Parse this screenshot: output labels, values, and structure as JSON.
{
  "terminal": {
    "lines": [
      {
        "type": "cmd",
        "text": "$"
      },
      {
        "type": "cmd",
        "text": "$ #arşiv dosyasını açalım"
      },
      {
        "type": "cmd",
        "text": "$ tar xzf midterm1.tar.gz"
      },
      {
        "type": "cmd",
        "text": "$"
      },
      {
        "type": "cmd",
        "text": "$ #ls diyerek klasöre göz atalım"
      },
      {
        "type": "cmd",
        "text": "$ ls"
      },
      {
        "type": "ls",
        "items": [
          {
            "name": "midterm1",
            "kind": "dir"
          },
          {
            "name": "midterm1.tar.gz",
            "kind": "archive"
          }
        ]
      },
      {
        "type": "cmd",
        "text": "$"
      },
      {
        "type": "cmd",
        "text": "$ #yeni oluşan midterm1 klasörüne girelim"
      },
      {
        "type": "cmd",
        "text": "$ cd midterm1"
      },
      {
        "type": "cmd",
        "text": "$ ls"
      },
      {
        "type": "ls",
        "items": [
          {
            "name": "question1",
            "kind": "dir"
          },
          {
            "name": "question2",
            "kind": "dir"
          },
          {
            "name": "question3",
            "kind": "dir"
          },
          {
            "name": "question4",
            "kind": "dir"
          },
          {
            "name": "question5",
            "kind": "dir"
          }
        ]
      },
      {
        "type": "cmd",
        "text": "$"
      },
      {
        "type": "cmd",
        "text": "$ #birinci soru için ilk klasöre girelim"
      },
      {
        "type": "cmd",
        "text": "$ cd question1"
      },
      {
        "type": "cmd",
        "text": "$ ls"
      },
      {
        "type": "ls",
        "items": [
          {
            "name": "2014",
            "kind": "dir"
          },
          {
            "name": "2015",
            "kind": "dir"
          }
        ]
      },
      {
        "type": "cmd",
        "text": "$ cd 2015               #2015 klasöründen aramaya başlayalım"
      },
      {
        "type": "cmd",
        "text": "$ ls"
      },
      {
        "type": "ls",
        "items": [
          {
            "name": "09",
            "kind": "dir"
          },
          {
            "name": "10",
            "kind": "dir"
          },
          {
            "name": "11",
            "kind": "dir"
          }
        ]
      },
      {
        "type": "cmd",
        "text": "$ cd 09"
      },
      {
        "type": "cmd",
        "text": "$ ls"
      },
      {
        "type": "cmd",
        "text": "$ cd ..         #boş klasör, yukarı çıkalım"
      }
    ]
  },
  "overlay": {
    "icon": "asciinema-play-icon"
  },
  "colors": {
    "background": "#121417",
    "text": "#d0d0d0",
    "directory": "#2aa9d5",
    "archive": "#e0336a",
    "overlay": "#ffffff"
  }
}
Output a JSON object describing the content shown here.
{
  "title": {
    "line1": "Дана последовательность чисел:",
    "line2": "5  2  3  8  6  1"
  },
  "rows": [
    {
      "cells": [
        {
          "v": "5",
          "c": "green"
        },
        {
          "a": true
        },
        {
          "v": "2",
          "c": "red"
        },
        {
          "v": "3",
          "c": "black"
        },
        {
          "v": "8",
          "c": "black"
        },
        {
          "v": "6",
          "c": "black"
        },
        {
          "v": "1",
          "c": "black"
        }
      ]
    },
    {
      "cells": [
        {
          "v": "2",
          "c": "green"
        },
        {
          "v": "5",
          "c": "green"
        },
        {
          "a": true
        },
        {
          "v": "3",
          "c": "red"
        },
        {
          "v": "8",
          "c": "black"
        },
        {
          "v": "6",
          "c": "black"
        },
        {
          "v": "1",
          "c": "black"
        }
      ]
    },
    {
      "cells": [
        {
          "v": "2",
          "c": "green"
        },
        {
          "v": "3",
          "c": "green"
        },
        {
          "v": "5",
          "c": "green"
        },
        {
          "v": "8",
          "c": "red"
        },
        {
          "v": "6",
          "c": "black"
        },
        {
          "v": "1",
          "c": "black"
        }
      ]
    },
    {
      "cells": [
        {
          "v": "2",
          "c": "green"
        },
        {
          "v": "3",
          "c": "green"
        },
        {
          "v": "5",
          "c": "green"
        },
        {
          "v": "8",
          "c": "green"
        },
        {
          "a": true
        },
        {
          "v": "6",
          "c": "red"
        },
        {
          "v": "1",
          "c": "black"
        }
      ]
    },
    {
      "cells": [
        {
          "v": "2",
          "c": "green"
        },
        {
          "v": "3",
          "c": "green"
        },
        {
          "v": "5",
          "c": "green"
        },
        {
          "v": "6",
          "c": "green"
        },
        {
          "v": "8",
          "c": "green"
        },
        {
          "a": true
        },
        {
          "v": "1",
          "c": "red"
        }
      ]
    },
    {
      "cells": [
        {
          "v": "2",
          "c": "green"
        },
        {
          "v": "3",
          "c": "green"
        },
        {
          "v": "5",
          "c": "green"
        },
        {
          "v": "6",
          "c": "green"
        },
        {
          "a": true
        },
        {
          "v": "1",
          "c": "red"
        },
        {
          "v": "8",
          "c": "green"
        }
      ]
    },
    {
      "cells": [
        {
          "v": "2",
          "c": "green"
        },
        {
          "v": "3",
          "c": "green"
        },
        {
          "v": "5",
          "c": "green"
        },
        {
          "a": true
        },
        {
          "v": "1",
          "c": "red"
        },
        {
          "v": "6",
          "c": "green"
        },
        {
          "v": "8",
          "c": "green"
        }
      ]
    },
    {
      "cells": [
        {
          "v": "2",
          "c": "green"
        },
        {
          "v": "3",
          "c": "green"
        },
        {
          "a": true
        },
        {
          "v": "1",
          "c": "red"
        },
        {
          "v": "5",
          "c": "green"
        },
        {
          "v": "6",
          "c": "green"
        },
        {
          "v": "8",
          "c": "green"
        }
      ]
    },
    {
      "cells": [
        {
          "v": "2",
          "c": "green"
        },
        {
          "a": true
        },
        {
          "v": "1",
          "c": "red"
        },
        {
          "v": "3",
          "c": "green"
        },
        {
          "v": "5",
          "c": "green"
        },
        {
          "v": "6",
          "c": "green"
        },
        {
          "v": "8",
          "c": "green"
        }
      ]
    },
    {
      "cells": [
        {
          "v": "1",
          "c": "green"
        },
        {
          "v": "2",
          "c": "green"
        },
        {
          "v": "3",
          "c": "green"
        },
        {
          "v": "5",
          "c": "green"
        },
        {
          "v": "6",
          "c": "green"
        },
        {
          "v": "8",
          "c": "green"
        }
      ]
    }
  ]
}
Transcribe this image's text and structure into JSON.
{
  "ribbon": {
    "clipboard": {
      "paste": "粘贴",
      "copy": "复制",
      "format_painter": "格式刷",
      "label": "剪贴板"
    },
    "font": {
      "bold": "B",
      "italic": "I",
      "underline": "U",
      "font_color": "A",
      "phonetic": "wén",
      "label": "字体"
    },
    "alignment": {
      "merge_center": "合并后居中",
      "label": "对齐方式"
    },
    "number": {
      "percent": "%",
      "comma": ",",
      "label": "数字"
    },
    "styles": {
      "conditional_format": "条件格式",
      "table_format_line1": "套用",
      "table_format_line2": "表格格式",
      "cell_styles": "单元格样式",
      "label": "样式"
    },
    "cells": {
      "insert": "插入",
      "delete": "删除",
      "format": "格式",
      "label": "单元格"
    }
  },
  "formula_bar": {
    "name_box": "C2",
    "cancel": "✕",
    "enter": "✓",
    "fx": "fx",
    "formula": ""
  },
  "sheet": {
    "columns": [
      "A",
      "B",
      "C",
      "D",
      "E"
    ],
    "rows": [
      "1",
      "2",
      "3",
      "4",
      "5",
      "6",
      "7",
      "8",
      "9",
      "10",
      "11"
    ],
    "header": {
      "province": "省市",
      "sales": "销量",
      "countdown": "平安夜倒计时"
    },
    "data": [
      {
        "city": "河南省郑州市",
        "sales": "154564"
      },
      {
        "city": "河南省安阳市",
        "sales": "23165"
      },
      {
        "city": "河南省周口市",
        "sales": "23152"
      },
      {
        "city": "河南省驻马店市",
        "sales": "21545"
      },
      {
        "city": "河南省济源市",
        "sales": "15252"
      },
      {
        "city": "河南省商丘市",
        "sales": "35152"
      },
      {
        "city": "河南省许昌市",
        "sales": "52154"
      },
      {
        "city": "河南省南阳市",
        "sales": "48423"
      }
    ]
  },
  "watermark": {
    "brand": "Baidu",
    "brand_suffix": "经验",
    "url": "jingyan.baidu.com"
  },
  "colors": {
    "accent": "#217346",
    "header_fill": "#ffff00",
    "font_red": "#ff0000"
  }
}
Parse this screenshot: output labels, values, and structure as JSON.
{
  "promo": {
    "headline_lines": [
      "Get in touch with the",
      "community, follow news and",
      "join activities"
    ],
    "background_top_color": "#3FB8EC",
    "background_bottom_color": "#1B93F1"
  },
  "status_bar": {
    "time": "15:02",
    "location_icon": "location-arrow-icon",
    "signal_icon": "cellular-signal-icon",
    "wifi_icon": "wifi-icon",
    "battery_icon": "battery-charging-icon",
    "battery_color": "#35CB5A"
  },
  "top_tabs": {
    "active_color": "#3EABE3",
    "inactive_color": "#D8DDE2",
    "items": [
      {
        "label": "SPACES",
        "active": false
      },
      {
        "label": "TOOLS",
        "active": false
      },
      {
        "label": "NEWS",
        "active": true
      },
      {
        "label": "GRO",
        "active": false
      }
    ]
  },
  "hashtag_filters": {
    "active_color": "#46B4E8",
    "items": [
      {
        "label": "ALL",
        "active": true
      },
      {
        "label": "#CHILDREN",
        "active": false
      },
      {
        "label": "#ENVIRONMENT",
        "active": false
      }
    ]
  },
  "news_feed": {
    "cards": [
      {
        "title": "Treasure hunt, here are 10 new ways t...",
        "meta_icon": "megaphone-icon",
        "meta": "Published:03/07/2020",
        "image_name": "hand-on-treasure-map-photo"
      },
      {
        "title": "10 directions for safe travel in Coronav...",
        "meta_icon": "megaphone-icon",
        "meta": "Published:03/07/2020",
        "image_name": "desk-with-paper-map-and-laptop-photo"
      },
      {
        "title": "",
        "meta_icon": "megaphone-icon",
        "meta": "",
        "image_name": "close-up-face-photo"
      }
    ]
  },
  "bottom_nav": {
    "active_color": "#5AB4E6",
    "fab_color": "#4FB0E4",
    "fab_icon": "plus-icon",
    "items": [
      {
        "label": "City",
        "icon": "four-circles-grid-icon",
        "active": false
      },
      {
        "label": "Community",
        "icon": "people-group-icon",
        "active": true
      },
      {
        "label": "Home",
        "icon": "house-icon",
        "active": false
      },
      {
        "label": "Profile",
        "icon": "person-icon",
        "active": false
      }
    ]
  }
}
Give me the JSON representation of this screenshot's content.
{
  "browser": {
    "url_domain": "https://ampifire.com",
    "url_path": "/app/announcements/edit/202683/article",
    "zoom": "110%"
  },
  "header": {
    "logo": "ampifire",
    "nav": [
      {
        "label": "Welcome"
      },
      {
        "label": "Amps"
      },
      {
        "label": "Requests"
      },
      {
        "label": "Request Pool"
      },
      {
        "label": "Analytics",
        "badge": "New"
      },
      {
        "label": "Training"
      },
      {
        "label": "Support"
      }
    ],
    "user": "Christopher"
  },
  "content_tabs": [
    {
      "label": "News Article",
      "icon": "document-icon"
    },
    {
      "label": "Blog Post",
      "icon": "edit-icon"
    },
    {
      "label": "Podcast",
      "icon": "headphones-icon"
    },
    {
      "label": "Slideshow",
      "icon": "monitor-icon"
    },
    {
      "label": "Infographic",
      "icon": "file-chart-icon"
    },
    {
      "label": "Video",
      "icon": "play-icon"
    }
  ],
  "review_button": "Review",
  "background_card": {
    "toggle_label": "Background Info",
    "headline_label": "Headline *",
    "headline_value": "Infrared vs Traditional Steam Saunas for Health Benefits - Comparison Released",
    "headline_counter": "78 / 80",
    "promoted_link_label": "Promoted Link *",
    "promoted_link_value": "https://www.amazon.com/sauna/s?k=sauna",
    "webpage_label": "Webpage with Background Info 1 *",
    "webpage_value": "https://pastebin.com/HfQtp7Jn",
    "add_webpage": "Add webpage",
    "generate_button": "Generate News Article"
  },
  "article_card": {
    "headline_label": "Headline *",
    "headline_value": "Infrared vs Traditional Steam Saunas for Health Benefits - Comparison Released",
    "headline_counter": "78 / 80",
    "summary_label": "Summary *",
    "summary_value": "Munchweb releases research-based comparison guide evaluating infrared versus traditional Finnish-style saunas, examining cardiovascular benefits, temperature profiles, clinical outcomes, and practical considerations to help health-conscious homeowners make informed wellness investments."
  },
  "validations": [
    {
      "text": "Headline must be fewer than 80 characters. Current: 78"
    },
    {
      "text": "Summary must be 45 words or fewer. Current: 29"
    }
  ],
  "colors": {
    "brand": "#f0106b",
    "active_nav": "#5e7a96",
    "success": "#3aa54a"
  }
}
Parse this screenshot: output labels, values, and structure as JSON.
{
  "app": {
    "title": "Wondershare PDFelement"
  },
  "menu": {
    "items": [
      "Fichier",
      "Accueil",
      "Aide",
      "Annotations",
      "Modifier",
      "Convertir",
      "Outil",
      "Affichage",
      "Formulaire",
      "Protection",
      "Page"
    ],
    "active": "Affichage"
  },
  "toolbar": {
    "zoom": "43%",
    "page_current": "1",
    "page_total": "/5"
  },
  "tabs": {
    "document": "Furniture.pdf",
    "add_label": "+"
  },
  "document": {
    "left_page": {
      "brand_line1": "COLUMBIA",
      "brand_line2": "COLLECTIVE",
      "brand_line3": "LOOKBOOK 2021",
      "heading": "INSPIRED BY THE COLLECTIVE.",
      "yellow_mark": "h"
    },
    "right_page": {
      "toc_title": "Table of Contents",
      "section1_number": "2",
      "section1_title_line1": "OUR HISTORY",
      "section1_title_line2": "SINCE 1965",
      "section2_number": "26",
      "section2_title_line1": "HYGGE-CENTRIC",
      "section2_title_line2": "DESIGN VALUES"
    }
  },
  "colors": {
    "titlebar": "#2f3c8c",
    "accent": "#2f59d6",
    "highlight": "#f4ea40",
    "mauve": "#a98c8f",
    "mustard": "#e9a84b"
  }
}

· · · · ·

- Exercise requirements -
From the listing above, return each line with the word "edit".

- Completed exercise -
    "url_path": "/app/announcements/edit/202683/article",
      "icon": "edit-icon"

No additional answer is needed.